■ Information shown
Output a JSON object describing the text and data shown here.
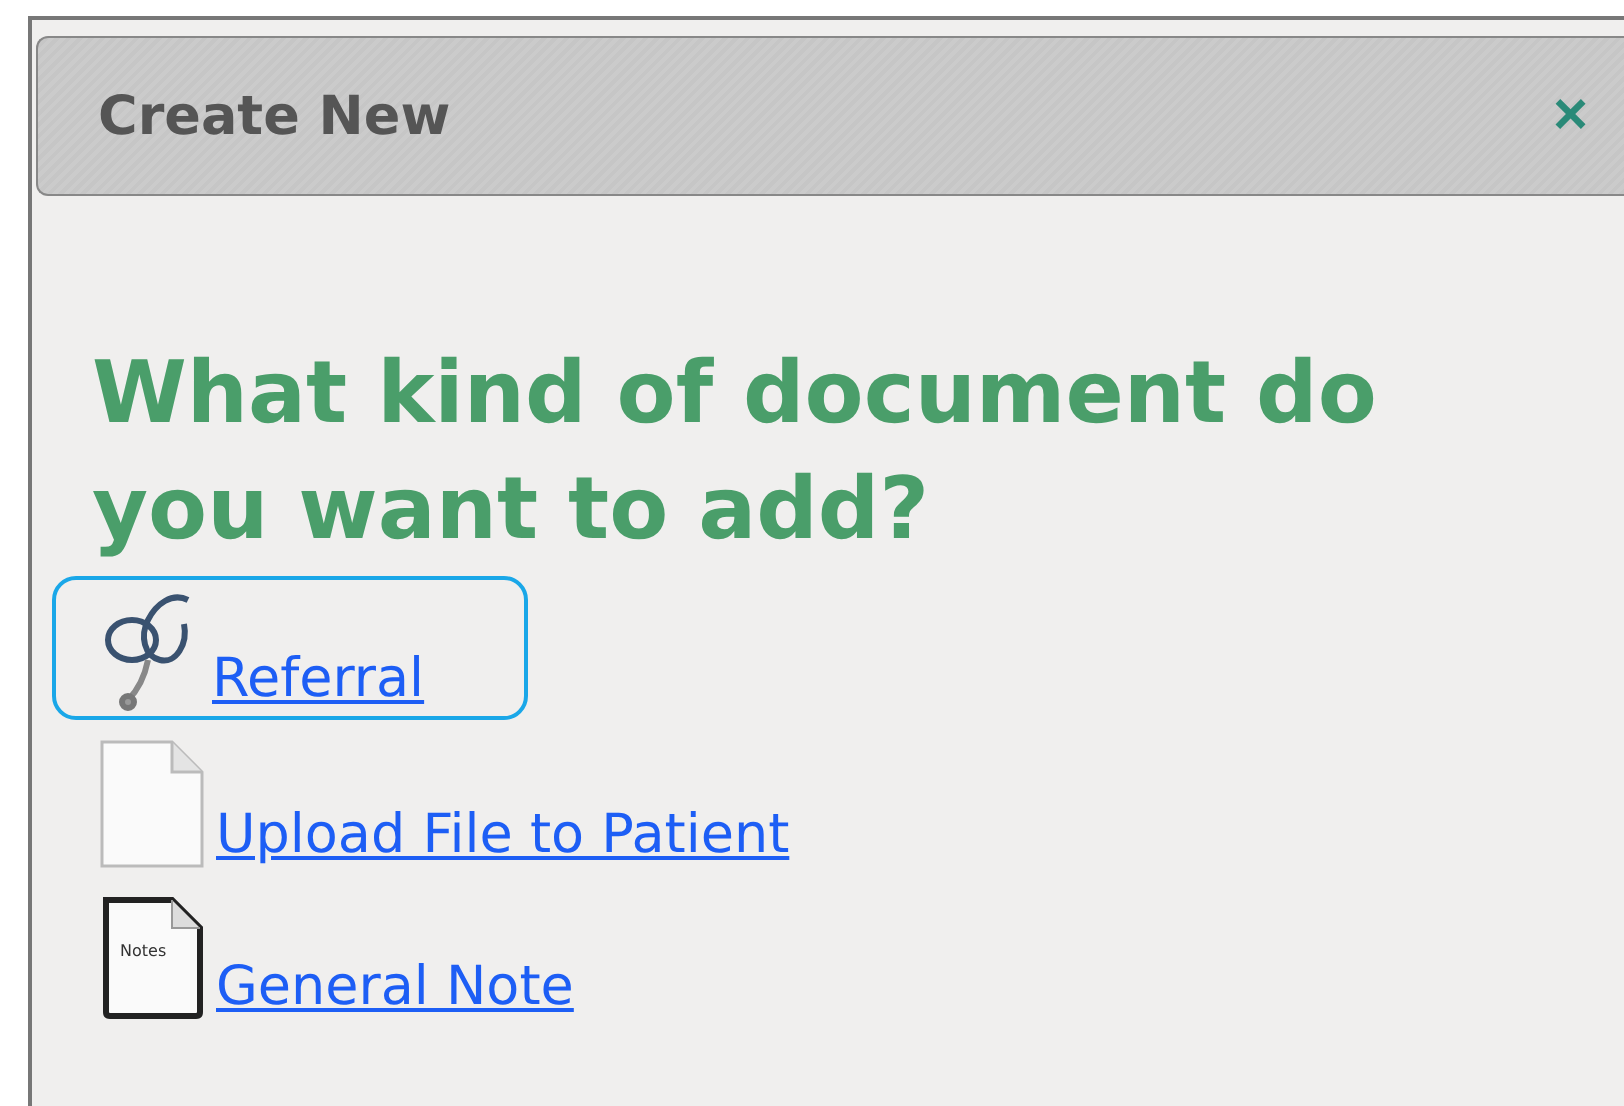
{
  "dialog": {
    "title": "Create New",
    "close": "×"
  },
  "heading": "What kind of document do you want to add?",
  "options": [
    {
      "kind": "stethoscope",
      "label": "Referral",
      "focused": true
    },
    {
      "kind": "blank-file",
      "label": "Upload File to Patient",
      "focused": false
    },
    {
      "kind": "notes-file",
      "label": "General Note",
      "focused": false,
      "icon_label": "Notes"
    }
  ]
}
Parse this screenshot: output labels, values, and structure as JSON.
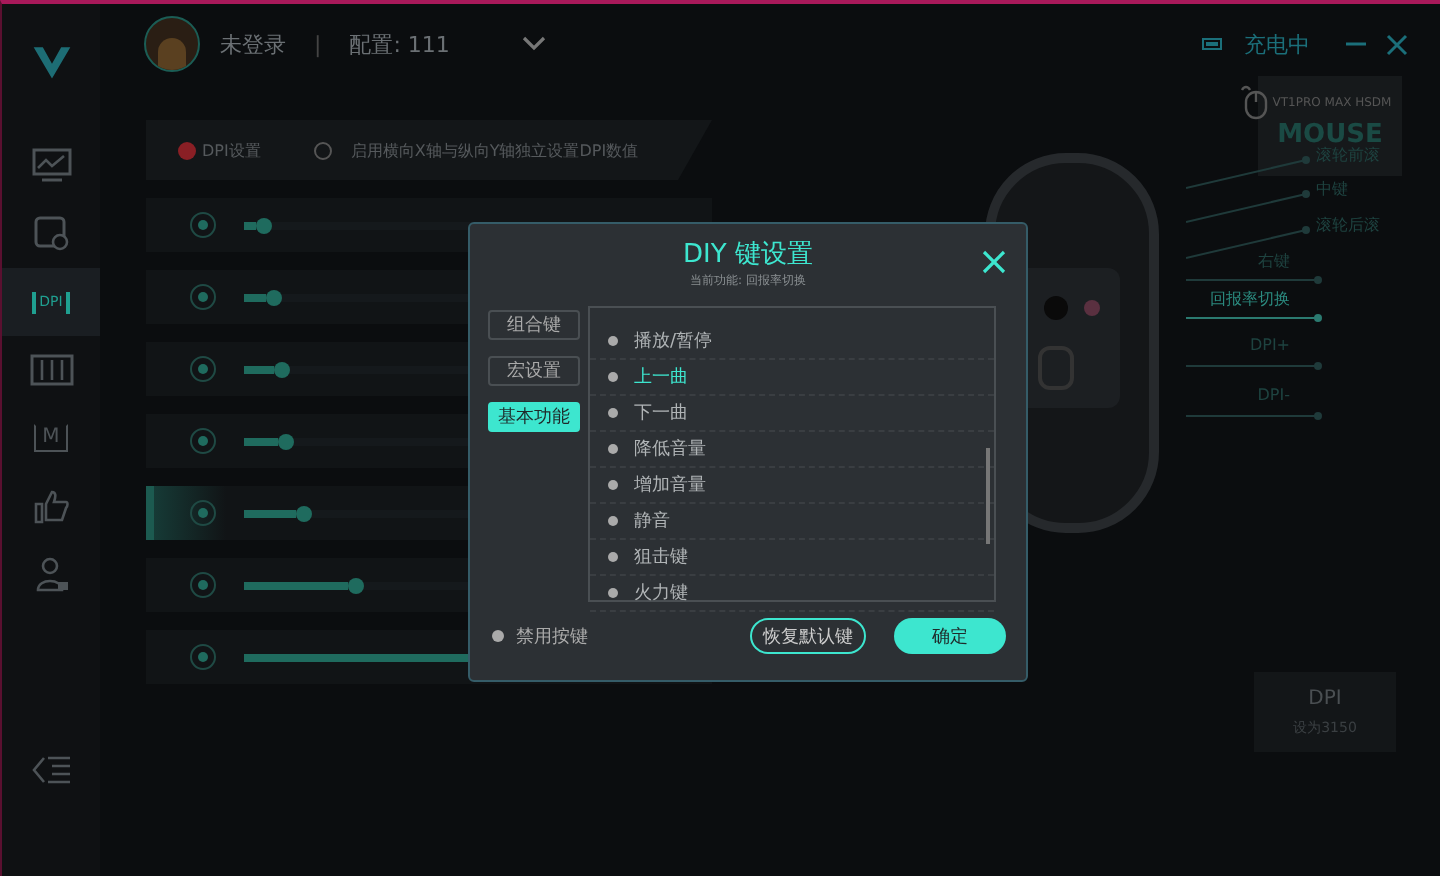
{
  "window": {
    "status": "充电中"
  },
  "sidebar": [
    {
      "kind": "monitor",
      "selected": false
    },
    {
      "kind": "screen-gear",
      "selected": false
    },
    {
      "kind": "dpi",
      "label": "DPI",
      "selected": true
    },
    {
      "kind": "sliders",
      "selected": false
    },
    {
      "kind": "macro",
      "label": "M",
      "selected": false
    },
    {
      "kind": "thumb",
      "selected": false
    },
    {
      "kind": "user",
      "selected": false
    }
  ],
  "user": {
    "name": "未登录",
    "separator": "|",
    "profile": "配置: 111"
  },
  "dpi_panel": {
    "title": "DPI设置",
    "independent_xy": {
      "label": "启用横向X轴与纵向Y轴独立设置DPI数值",
      "checked": false
    },
    "rows": [
      {
        "level": 0.03,
        "selected": false
      },
      {
        "level": 0.05,
        "selected": false
      },
      {
        "level": 0.07,
        "selected": false
      },
      {
        "level": 0.08,
        "selected": false
      },
      {
        "level": 0.12,
        "selected": true
      },
      {
        "level": 0.24,
        "selected": false
      },
      {
        "level": 1,
        "selected": false
      }
    ]
  },
  "device": {
    "model": "VT1PRO MAX HSDM",
    "name": "MOUSE"
  },
  "button_map": [
    {
      "label": "滚轮前滚",
      "selected": false
    },
    {
      "label": "中键",
      "selected": false
    },
    {
      "label": "滚轮后滚",
      "selected": false
    },
    {
      "label": "右键",
      "selected": false
    },
    {
      "label": "回报率切换",
      "selected": true
    },
    {
      "label": "DPI+",
      "selected": false
    },
    {
      "label": "DPI-",
      "selected": false
    }
  ],
  "dpi_card": {
    "title": "DPI",
    "value": "设为3150"
  },
  "dialog": {
    "title": "DIY 键设置",
    "subtitle": "当前功能: 回报率切换",
    "tabs": [
      {
        "label": "组合键",
        "selected": false
      },
      {
        "label": "宏设置",
        "selected": false
      },
      {
        "label": "基本功能",
        "selected": true
      }
    ],
    "functions": [
      {
        "label": "播放/暂停",
        "selected": false
      },
      {
        "label": "上一曲",
        "selected": true
      },
      {
        "label": "下一曲",
        "selected": false
      },
      {
        "label": "降低音量",
        "selected": false
      },
      {
        "label": "增加音量",
        "selected": false
      },
      {
        "label": "静音",
        "selected": false
      },
      {
        "label": "狙击键",
        "selected": false
      },
      {
        "label": "火力键",
        "selected": false
      }
    ],
    "disable_key": {
      "label": "禁用按键",
      "checked": false
    },
    "buttons": [
      "恢复默认键",
      "确定"
    ]
  }
}
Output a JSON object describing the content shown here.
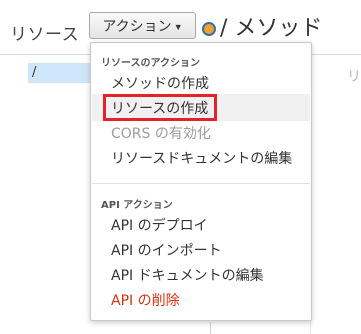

■ What to produce
Take the listing and print it again exactly, but without any pictures.

■ Correct answer
Output a JSON object describing the text and data shown here.
{
  "dialog": {
    "title": "Create New",
    "close": "×"
  },
  "heading": "What kind of document do you want to add?",
  "options": [
    {
      "kind": "stethoscope",
      "label": "Referral",
      "focused": true
    },
    {
      "kind": "blank-file",
      "label": "Upload File to Patient",
      "focused": false
    },
    {
      "kind": "notes-file",
      "label": "General Note",
      "focused": false,
      "icon_label": "Notes"
    }
  ]
}
Parse this screenshot: output labels, values, and structure as JSON.
{
  "window": {
    "status": "充电中"
  },
  "sidebar": [
    {
      "kind": "monitor",
      "selected": false
    },
    {
      "kind": "screen-gear",
      "selected": false
    },
    {
      "kind": "dpi",
      "label": "DPI",
      "selected": true
    },
    {
      "kind": "sliders",
      "selected": false
    },
    {
      "kind": "macro",
      "label": "M",
      "selected": false
    },
    {
      "kind": "thumb",
      "selected": false
    },
    {
      "kind": "user",
      "selected": false
    }
  ],
  "user": {
    "name": "未登录",
    "separator": "|",
    "profile": "配置: 111"
  },
  "dpi_panel": {
    "title": "DPI设置",
    "independent_xy": {
      "label": "启用横向X轴与纵向Y轴独立设置DPI数值",
      "checked": false
    },
    "rows": [
      {
        "level": 0.03,
        "selected": false
      },
      {
        "level": 0.05,
        "selected": false
      },
      {
        "level": 0.07,
        "selected": false
      },
      {
        "level": 0.08,
        "selected": false
      },
      {
        "level": 0.12,
        "selected": true
      },
      {
        "level": 0.24,
        "selected": false
      },
      {
        "level": 1,
        "selected": false
      }
    ]
  },
  "device": {
    "model": "VT1PRO MAX HSDM",
    "name": "MOUSE"
  },
  "button_map": [
    {
      "label": "滚轮前滚",
      "selected": false
    },
    {
      "label": "中键",
      "selected": false
    },
    {
      "label": "滚轮后滚",
      "selected": false
    },
    {
      "label": "右键",
      "selected": false
    },
    {
      "label": "回报率切换",
      "selected": true
    },
    {
      "label": "DPI+",
      "selected": false
    },
    {
      "label": "DPI-",
      "selected": false
    }
  ],
  "dpi_card": {
    "title": "DPI",
    "value": "设为3150"
  },
  "dialog": {
    "title": "DIY 键设置",
    "subtitle": "当前功能: 回报率切换",
    "tabs": [
      {
        "label": "组合键",
        "selected": false
      },
      {
        "label": "宏设置",
        "selected": false
      },
      {
        "label": "基本功能",
        "selected": true
      }
    ],
    "functions": [
      {
        "label": "播放/暂停",
        "selected": false
      },
      {
        "label": "上一曲",
        "selected": true
      },
      {
        "label": "下一曲",
        "selected": false
      },
      {
        "label": "降低音量",
        "selected": false
      },
      {
        "label": "增加音量",
        "selected": false
      },
      {
        "label": "静音",
        "selected": false
      },
      {
        "label": "狙击键",
        "selected": false
      },
      {
        "label": "火力键",
        "selected": false
      }
    ],
    "disable_key": {
      "label": "禁用按键",
      "checked": false
    },
    "buttons": [
      "恢复默认键",
      "确定"
    ]
  }
}
Output a JSON object describing the content shown here.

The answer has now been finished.